• **RECORDS SHOWN**:
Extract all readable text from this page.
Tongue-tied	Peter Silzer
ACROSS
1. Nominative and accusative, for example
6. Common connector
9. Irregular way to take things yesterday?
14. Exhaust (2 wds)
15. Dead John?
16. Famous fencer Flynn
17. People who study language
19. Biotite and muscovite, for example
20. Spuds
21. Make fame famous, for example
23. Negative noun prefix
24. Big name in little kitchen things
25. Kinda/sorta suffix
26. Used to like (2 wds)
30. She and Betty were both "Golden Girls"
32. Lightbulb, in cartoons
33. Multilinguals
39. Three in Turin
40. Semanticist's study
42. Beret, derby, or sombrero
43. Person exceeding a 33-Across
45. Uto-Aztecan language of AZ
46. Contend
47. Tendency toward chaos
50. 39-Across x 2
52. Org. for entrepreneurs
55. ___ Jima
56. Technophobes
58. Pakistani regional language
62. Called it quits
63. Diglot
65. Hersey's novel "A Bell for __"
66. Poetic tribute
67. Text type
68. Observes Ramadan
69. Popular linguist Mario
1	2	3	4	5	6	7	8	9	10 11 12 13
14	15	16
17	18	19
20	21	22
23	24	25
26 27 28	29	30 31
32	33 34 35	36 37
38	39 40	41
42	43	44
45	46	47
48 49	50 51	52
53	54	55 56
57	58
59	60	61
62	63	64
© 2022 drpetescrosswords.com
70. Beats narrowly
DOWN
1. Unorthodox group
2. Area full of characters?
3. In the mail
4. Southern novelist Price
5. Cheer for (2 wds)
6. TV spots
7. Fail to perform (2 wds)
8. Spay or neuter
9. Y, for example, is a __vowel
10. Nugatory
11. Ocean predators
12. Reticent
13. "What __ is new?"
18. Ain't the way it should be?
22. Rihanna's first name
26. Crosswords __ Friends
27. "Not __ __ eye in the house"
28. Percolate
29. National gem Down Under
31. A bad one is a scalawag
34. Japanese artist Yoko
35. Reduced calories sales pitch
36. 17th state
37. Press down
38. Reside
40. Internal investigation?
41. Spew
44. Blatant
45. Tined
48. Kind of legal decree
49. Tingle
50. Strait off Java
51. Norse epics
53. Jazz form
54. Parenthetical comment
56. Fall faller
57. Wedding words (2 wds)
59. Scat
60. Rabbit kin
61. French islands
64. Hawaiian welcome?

• **SET PROBLEM**: Copy out all of the records above with nothing altered.

• **ANSWER TO THIS PROBLEM**:
Extract all readable text from this page.
Tongue-tied	Peter Silzer
ACROSS
1. Nominative and accusative, for example
6. Common connector
9. Irregular way to take things yesterday?
14. Exhaust (2 wds)
15. Dead John?
16. Famous fencer Flynn
17. People who study language
19. Biotite and muscovite, for example
20. Spuds
21. Make fame famous, for example
23. Negative noun prefix
24. Big name in little kitchen things
25. Kinda/sorta suffix
26. Used to like (2 wds)
30. She and Betty were both "Golden Girls"
32. Lightbulb, in cartoons
33. Multilinguals
39. Three in Turin
40. Semanticist's study
42. Beret, derby, or sombrero
43. Person exceeding a 33-Across
45. Uto-Aztecan language of AZ
46. Contend
47. Tendency toward chaos
50. 39-Across x 2
52. Org. for entrepreneurs
55. ___ Jima
56. Technophobes
58. Pakistani regional language
62. Called it quits
63. Diglot
65. Hersey's novel "A Bell for __"
66. Poetic tribute
67. Text type
68. Observes Ramadan
69. Popular linguist Mario
1	2	3	4	5	6	7	8	9	10 11 12 13
14	15	16
17	18	19
20	21	22
23	24	25
26 27 28	29	30 31
32	33 34 35	36 37
38	39 40	41
42	43	44
45	46	47
48 49	50 51	52
53	54	55 56
57	58
59	60	61
62	63	64
© 2022 drpetescrosswords.com
70. Beats narrowly
DOWN
1. Unorthodox group
2. Area full of characters?
3. In the mail
4. Southern novelist Price
5. Cheer for (2 wds)
6. TV spots
7. Fail to perform (2 wds)
8. Spay or neuter
9. Y, for example, is a __vowel
10. Nugatory
11. Ocean predators
12. Reticent
13. "What __ is new?"
18. Ain't the way it should be?
22. Rihanna's first name
26. Crosswords __ Friends
27. "Not __ __ eye in the house"
28. Percolate
29. National gem Down Under
31. A bad one is a scalawag
34. Japanese artist Yoko
35. Reduced calories sales pitch
36. 17th state
37. Press down
38. Reside
40. Internal investigation?
41. Spew
44. Blatant
45. Tined
48. Kind of legal decree
49. Tingle
50. Strait off Java
51. Norse epics
53. Jazz form
54. Parenthetical comment
56. Fall faller
57. Wedding words (2 wds)
59. Scat
60. Rabbit kin
61. French islands
64. Hawaiian welcome?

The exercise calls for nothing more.